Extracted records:
....

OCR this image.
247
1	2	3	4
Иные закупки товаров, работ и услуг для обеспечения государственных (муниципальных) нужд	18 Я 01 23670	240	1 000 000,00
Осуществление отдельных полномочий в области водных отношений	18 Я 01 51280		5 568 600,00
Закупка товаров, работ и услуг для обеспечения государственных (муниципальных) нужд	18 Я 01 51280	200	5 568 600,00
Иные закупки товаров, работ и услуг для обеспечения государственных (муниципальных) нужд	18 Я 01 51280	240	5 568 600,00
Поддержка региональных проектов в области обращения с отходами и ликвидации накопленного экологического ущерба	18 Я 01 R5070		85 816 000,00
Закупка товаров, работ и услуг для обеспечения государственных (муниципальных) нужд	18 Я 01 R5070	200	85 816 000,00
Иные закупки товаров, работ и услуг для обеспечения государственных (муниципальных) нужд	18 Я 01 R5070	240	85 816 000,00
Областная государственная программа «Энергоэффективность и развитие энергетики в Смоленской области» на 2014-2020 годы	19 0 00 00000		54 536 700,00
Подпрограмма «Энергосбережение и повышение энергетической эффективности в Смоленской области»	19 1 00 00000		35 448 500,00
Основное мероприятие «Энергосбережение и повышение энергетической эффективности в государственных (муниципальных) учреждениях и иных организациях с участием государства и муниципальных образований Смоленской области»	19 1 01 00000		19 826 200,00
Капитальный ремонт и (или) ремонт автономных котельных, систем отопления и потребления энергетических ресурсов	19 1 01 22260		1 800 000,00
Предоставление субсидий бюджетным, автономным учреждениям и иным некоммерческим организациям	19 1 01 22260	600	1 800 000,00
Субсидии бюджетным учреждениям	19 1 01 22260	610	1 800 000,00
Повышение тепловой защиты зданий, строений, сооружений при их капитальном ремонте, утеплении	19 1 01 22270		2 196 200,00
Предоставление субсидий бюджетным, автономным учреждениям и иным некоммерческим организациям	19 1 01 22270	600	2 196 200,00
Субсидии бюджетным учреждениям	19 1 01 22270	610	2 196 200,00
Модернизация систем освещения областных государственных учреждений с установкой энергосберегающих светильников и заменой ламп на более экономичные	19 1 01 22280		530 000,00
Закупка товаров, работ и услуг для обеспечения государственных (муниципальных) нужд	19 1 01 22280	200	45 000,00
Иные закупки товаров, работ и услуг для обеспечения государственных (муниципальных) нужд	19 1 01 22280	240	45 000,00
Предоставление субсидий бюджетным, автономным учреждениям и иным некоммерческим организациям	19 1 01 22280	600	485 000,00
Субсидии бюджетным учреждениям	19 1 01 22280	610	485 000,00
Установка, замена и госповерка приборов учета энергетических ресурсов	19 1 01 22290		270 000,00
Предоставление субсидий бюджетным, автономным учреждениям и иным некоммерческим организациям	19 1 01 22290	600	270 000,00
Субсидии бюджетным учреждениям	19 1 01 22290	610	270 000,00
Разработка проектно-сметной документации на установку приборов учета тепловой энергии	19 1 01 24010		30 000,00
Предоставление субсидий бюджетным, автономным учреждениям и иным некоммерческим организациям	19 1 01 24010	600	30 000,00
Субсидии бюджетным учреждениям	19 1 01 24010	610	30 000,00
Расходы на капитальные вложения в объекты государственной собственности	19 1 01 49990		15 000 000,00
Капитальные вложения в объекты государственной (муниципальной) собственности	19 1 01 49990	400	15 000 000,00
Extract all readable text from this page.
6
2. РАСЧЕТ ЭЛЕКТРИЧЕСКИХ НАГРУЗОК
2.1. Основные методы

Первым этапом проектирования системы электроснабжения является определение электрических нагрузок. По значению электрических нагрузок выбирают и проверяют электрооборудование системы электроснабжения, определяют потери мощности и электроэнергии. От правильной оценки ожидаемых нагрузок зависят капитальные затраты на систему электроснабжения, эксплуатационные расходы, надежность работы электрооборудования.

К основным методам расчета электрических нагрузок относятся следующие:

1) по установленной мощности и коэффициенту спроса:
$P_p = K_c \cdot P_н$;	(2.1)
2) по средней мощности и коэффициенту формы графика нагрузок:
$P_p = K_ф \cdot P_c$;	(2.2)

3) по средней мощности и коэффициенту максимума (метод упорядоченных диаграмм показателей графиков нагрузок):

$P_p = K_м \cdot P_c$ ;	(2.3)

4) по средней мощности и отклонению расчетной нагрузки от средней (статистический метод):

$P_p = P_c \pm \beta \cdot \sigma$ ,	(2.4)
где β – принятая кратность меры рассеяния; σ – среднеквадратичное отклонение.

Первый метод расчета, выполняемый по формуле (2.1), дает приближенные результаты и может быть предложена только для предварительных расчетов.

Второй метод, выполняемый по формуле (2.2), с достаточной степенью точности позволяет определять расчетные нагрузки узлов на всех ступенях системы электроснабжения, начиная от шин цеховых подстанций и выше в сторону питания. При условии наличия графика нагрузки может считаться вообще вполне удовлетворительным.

....

## Task description
Output the lines above verbatim and in full.

## Exercise solution
OCR this image.
247
1	2	3	4
Иные закупки товаров, работ и услуг для обеспечения государственных (муниципальных) нужд	18 Я 01 23670	240	1 000 000,00
Осуществление отдельных полномочий в области водных отношений	18 Я 01 51280		5 568 600,00
Закупка товаров, работ и услуг для обеспечения государственных (муниципальных) нужд	18 Я 01 51280	200	5 568 600,00
Иные закупки товаров, работ и услуг для обеспечения государственных (муниципальных) нужд	18 Я 01 51280	240	5 568 600,00
Поддержка региональных проектов в области обращения с отходами и ликвидации накопленного экологического ущерба	18 Я 01 R5070		85 816 000,00
Закупка товаров, работ и услуг для обеспечения государственных (муниципальных) нужд	18 Я 01 R5070	200	85 816 000,00
Иные закупки товаров, работ и услуг для обеспечения государственных (муниципальных) нужд	18 Я 01 R5070	240	85 816 000,00
Областная государственная программа «Энергоэффективность и развитие энергетики в Смоленской области» на 2014-2020 годы	19 0 00 00000		54 536 700,00
Подпрограмма «Энергосбережение и повышение энергетической эффективности в Смоленской области»	19 1 00 00000		35 448 500,00
Основное мероприятие «Энергосбережение и повышение энергетической эффективности в государственных (муниципальных) учреждениях и иных организациях с участием государства и муниципальных образований Смоленской области»	19 1 01 00000		19 826 200,00
Капитальный ремонт и (или) ремонт автономных котельных, систем отопления и потребления энергетических ресурсов	19 1 01 22260		1 800 000,00
Предоставление субсидий бюджетным, автономным учреждениям и иным некоммерческим организациям	19 1 01 22260	600	1 800 000,00
Субсидии бюджетным учреждениям	19 1 01 22260	610	1 800 000,00
Повышение тепловой защиты зданий, строений, сооружений при их капитальном ремонте, утеплении	19 1 01 22270		2 196 200,00
Предоставление субсидий бюджетным, автономным учреждениям и иным некоммерческим организациям	19 1 01 22270	600	2 196 200,00
Субсидии бюджетным учреждениям	19 1 01 22270	610	2 196 200,00
Модернизация систем освещения областных государственных учреждений с установкой энергосберегающих светильников и заменой ламп на более экономичные	19 1 01 22280		530 000,00
Закупка товаров, работ и услуг для обеспечения государственных (муниципальных) нужд	19 1 01 22280	200	45 000,00
Иные закупки товаров, работ и услуг для обеспечения государственных (муниципальных) нужд	19 1 01 22280	240	45 000,00
Предоставление субсидий бюджетным, автономным учреждениям и иным некоммерческим организациям	19 1 01 22280	600	485 000,00
Субсидии бюджетным учреждениям	19 1 01 22280	610	485 000,00
Установка, замена и госповерка приборов учета энергетических ресурсов	19 1 01 22290		270 000,00
Предоставление субсидий бюджетным, автономным учреждениям и иным некоммерческим организациям	19 1 01 22290	600	270 000,00
Субсидии бюджетным учреждениям	19 1 01 22290	610	270 000,00
Разработка проектно-сметной документации на установку приборов учета тепловой энергии	19 1 01 24010		30 000,00
Предоставление субсидий бюджетным, автономным учреждениям и иным некоммерческим организациям	19 1 01 24010	600	30 000,00
Субсидии бюджетным учреждениям	19 1 01 24010	610	30 000,00
Расходы на капитальные вложения в объекты государственной собственности	19 1 01 49990		15 000 000,00
Капитальные вложения в объекты государственной (муниципальной) собственности	19 1 01 49990	400	15 000 000,00
Extract all readable text from this page.
6
2. РАСЧЕТ ЭЛЕКТРИЧЕСКИХ НАГРУЗОК
2.1. Основные методы

Первым этапом проектирования системы электроснабжения является определение электрических нагрузок. По значению электрических нагрузок выбирают и проверяют электрооборудование системы электроснабжения, определяют потери мощности и электроэнергии. От правильной оценки ожидаемых нагрузок зависят капитальные затраты на систему электроснабжения, эксплуатационные расходы, надежность работы электрооборудования.

К основным методам расчета электрических нагрузок относятся следующие:

1) по установленной мощности и коэффициенту спроса:
$P_p = K_c \cdot P_н$;	(2.1)
2) по средней мощности и коэффициенту формы графика нагрузок:
$P_p = K_ф \cdot P_c$;	(2.2)

3) по средней мощности и коэффициенту максимума (метод упорядоченных диаграмм показателей графиков нагрузок):

$P_p = K_м \cdot P_c$ ;	(2.3)

4) по средней мощности и отклонению расчетной нагрузки от средней (статистический метод):

$P_p = P_c \pm \beta \cdot \sigma$ ,	(2.4)
где β – принятая кратность меры рассеяния; σ – среднеквадратичное отклонение.

Первый метод расчета, выполняемый по формуле (2.1), дает приближенные результаты и может быть предложена только для предварительных расчетов.

Второй метод, выполняемый по формуле (2.2), с достаточной степенью точности позволяет определять расчетные нагрузки узлов на всех ступенях системы электроснабжения, начиная от шин цеховых подстанций и выше в сторону питания. При условии наличия графика нагрузки может считаться вообще вполне удовлетворительным.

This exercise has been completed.